▶ **MATERIAL PROVIDED**:
*****
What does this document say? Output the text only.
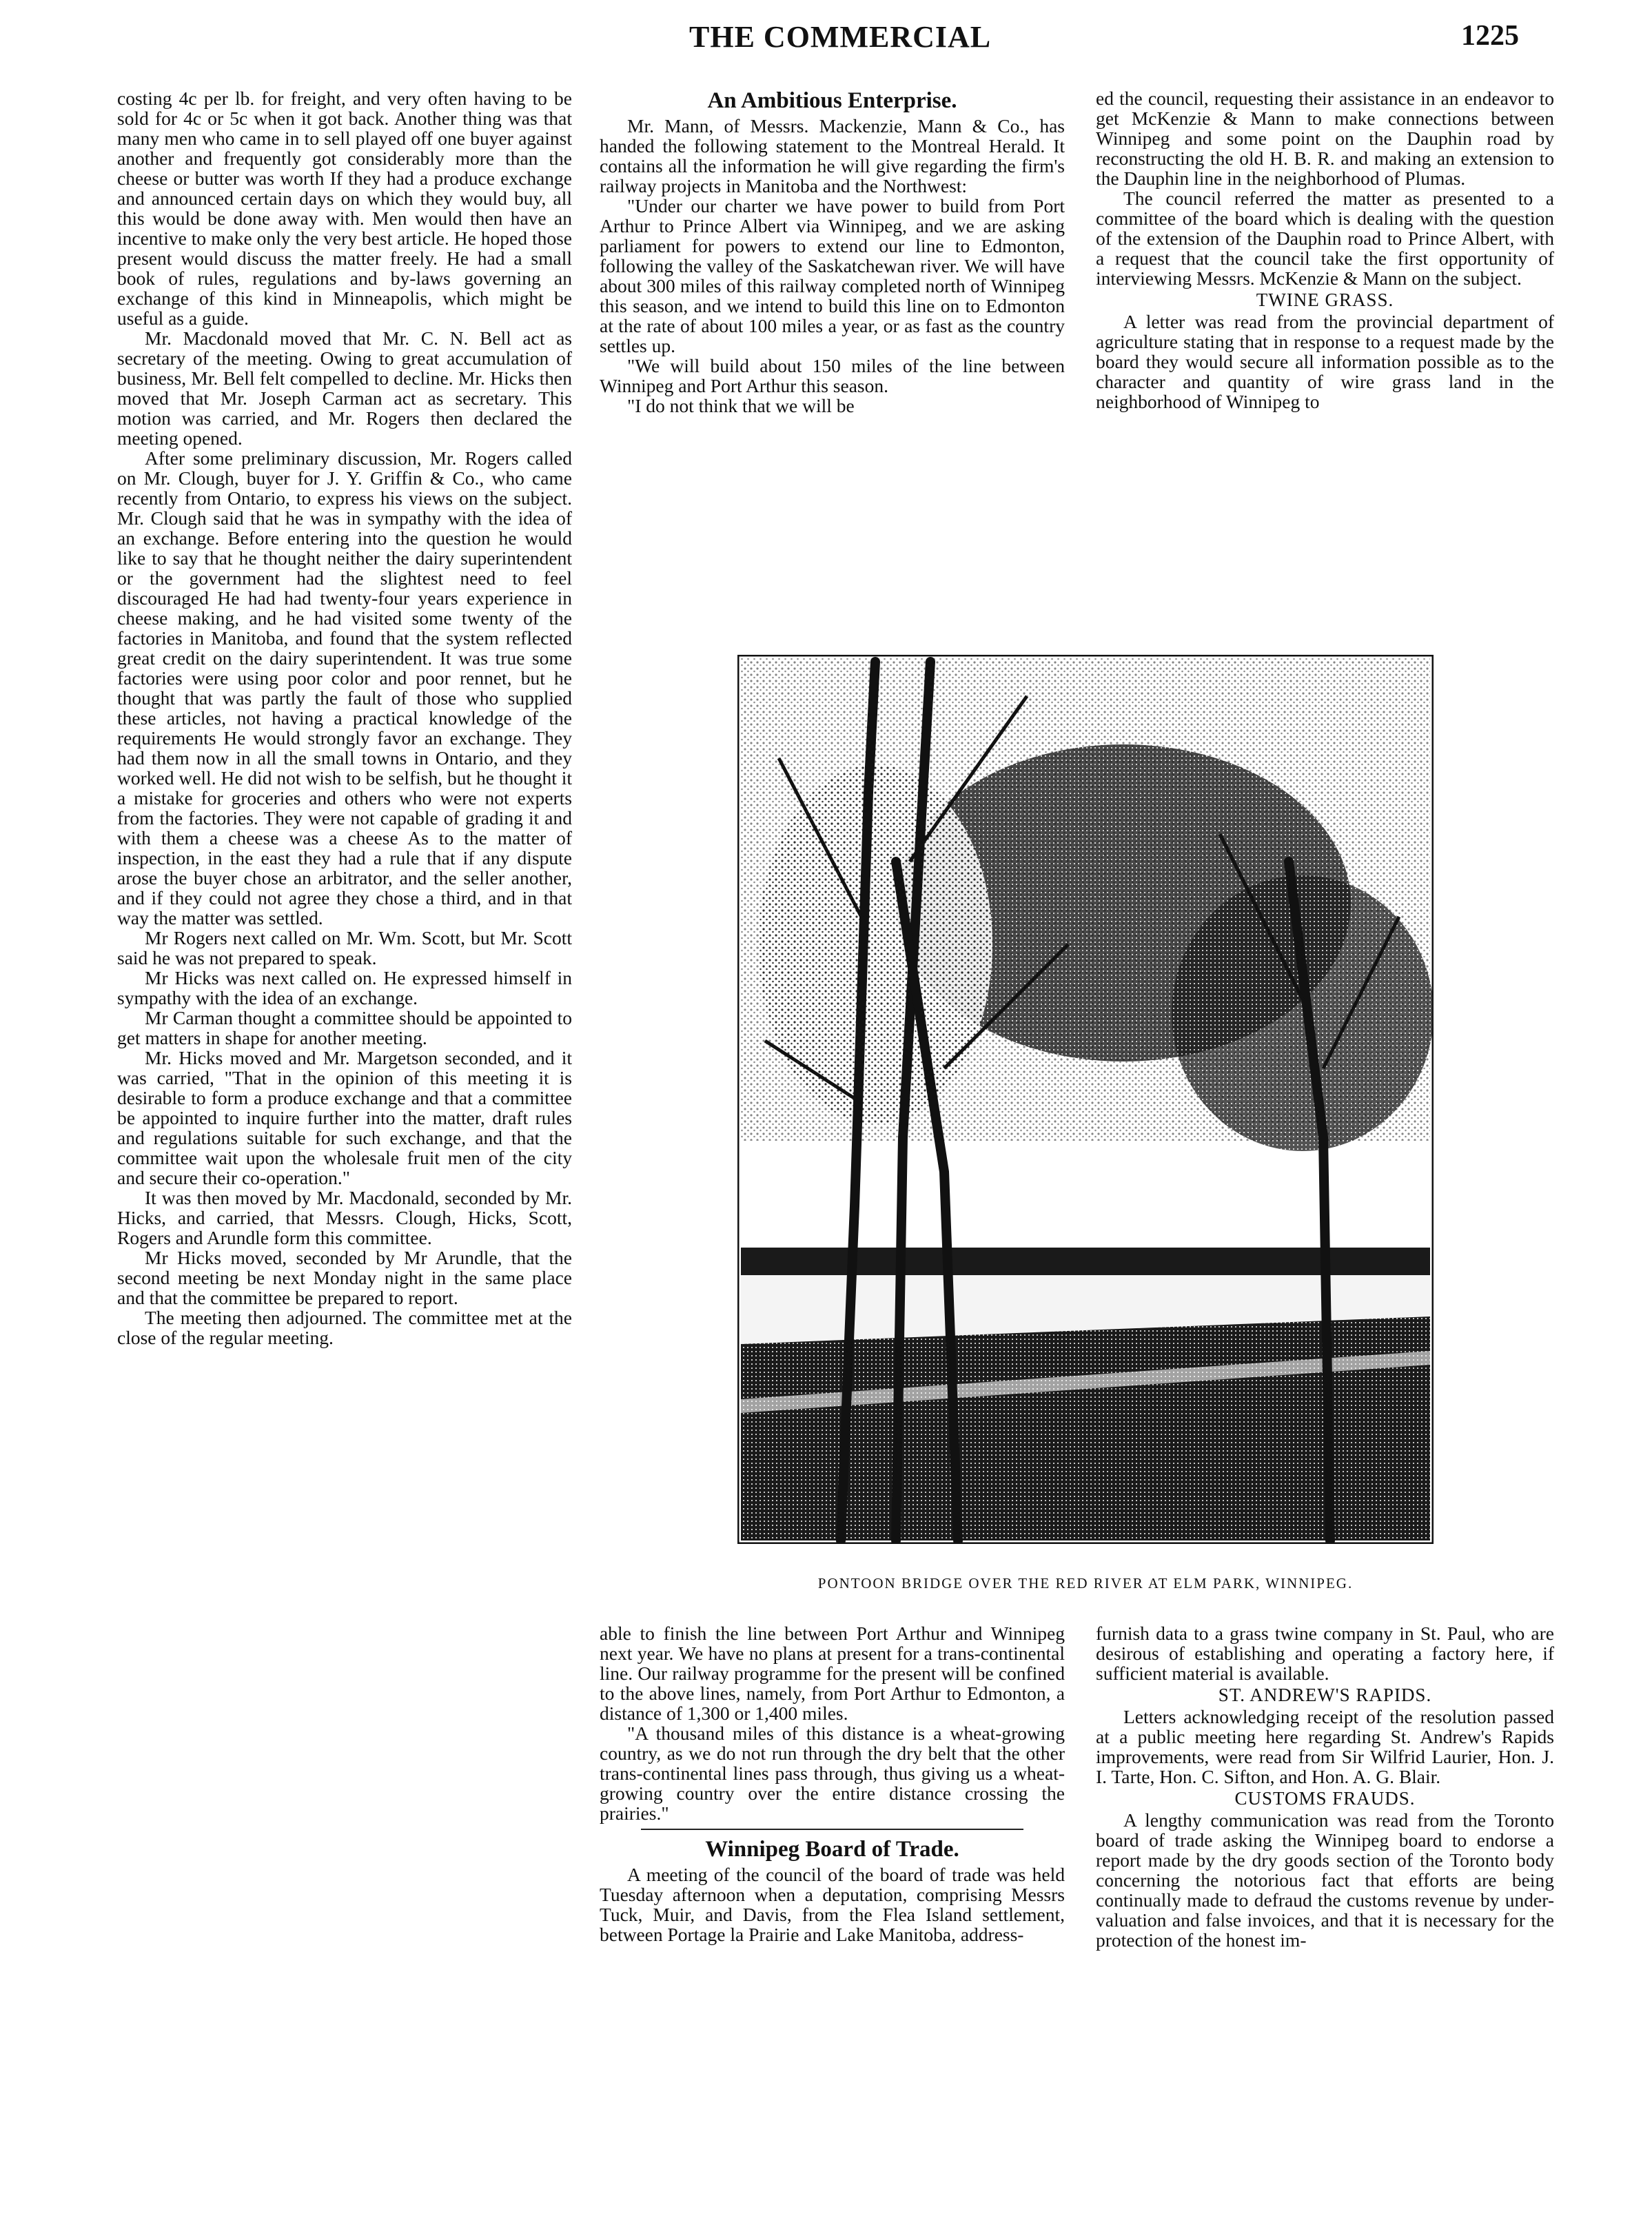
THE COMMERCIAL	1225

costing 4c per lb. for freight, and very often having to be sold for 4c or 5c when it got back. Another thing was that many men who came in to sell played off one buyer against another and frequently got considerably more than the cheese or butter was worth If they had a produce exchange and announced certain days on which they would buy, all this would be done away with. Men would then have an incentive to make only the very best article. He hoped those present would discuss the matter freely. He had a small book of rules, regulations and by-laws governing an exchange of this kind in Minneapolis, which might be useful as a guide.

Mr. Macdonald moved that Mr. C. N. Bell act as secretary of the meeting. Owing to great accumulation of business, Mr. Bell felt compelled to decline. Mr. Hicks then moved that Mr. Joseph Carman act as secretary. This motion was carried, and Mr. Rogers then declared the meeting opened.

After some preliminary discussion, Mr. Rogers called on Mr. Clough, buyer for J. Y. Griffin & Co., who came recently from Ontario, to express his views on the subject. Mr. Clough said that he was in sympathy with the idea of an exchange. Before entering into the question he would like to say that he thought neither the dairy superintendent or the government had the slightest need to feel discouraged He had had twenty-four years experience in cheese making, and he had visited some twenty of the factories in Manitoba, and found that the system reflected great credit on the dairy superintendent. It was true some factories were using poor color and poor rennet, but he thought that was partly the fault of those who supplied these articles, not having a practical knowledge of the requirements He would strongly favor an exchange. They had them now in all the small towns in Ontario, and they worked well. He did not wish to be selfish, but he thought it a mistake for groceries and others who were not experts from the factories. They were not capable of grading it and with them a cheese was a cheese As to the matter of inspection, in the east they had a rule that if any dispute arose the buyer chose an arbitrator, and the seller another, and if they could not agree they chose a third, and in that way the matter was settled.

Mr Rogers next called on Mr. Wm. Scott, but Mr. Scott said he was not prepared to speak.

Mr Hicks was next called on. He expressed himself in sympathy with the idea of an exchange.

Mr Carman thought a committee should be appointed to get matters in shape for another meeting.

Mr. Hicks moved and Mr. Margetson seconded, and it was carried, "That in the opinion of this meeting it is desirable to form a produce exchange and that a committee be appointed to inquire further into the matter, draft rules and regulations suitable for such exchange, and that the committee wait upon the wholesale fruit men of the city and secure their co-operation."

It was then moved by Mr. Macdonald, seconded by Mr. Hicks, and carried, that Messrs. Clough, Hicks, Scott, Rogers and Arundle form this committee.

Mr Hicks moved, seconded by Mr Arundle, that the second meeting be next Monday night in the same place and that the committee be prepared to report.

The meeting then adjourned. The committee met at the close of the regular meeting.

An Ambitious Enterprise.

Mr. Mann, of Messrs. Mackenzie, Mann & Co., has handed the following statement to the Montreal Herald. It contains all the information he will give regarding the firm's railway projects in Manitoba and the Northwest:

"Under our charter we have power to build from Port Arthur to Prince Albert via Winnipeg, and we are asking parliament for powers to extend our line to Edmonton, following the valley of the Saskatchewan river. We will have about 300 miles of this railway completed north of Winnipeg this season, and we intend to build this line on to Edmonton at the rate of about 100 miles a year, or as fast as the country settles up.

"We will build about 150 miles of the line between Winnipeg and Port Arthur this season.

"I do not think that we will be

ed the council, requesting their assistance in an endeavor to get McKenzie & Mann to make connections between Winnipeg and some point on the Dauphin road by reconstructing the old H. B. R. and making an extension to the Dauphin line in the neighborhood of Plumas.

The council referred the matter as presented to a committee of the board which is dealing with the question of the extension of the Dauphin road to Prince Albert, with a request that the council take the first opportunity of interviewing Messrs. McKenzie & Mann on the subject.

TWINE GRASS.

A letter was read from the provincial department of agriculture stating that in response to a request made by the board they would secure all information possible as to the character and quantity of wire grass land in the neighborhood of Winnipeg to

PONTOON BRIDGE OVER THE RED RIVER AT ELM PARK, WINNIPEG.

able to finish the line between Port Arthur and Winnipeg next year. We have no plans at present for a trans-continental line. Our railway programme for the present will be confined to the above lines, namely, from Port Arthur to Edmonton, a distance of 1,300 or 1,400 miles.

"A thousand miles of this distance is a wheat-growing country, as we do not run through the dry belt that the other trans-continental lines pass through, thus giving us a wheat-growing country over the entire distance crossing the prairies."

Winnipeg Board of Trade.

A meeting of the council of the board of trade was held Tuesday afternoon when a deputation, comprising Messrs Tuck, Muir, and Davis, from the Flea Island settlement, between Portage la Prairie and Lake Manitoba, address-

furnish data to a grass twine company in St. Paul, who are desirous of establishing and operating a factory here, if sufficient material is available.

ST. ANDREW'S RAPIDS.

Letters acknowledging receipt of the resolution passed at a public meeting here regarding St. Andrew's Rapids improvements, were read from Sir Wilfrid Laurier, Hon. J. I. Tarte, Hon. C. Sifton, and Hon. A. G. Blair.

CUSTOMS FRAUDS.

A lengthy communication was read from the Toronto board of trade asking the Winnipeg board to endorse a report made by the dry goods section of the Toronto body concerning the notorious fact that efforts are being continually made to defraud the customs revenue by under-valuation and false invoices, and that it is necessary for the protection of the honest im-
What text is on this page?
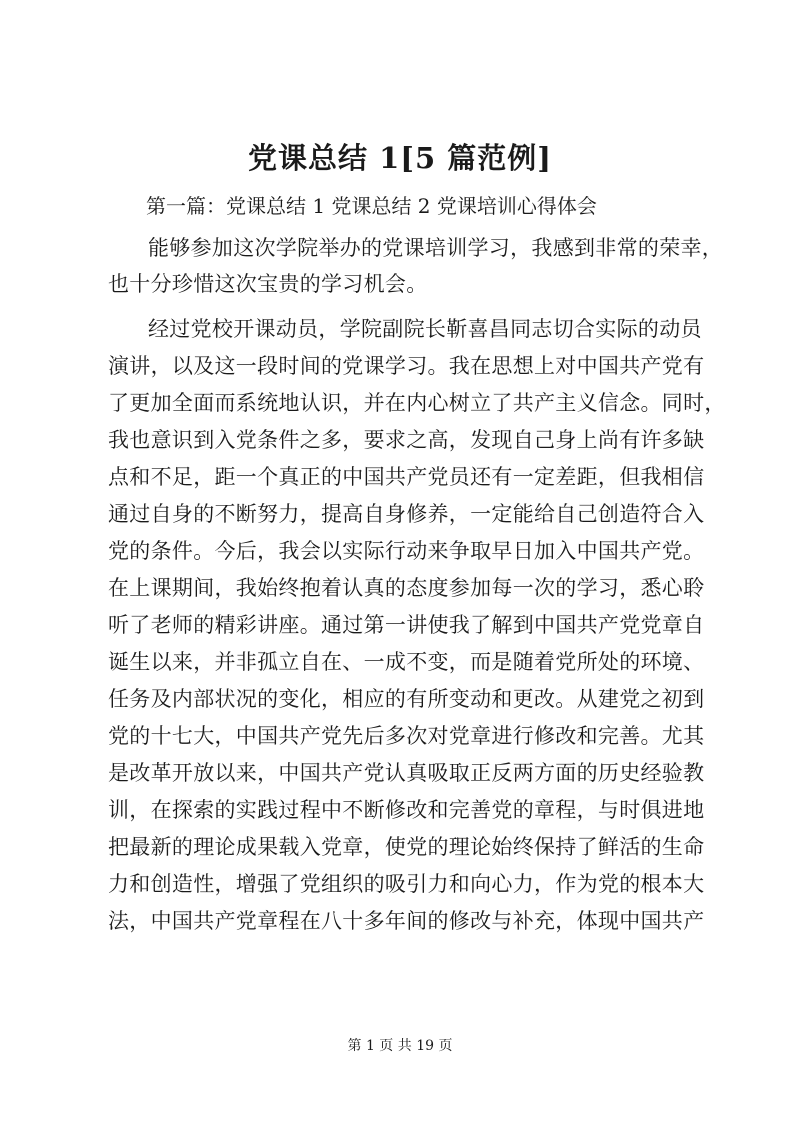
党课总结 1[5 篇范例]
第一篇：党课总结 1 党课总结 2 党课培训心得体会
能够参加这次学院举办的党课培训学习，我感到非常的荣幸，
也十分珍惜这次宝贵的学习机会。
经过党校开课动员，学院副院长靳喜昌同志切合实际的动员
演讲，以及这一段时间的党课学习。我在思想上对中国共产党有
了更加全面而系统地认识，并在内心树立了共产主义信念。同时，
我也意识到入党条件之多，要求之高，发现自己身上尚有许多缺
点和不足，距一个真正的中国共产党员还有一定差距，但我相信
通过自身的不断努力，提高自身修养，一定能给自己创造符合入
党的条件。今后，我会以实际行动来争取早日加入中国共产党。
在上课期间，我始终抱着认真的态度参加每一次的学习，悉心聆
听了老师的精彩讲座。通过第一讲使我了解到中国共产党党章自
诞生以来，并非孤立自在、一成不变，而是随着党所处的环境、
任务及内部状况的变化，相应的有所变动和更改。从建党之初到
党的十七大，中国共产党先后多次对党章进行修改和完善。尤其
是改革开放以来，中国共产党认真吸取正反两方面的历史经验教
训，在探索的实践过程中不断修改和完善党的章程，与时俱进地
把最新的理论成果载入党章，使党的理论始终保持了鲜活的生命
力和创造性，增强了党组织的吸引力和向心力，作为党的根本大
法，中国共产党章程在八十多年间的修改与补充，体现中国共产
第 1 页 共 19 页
*****
▶ **WORK REQUIRED**:
Write out only the lines from the line containing "What text is on this page?" through the end of the material above, both end lines included. Pictures are not written out.

▶ **RESPONSE**:
What text is on this page?
党课总结 1[5 篇范例]
第一篇：党课总结 1 党课总结 2 党课培训心得体会
能够参加这次学院举办的党课培训学习，我感到非常的荣幸，
也十分珍惜这次宝贵的学习机会。
经过党校开课动员，学院副院长靳喜昌同志切合实际的动员
演讲，以及这一段时间的党课学习。我在思想上对中国共产党有
了更加全面而系统地认识，并在内心树立了共产主义信念。同时，
我也意识到入党条件之多，要求之高，发现自己身上尚有许多缺
点和不足，距一个真正的中国共产党员还有一定差距，但我相信
通过自身的不断努力，提高自身修养，一定能给自己创造符合入
党的条件。今后，我会以实际行动来争取早日加入中国共产党。
在上课期间，我始终抱着认真的态度参加每一次的学习，悉心聆
听了老师的精彩讲座。通过第一讲使我了解到中国共产党党章自
诞生以来，并非孤立自在、一成不变，而是随着党所处的环境、
任务及内部状况的变化，相应的有所变动和更改。从建党之初到
党的十七大，中国共产党先后多次对党章进行修改和完善。尤其
是改革开放以来，中国共产党认真吸取正反两方面的历史经验教
训，在探索的实践过程中不断修改和完善党的章程，与时俱进地
把最新的理论成果载入党章，使党的理论始终保持了鲜活的生命
力和创造性，增强了党组织的吸引力和向心力，作为党的根本大
法，中国共产党章程在八十多年间的修改与补充，体现中国共产
第 1 页 共 19 页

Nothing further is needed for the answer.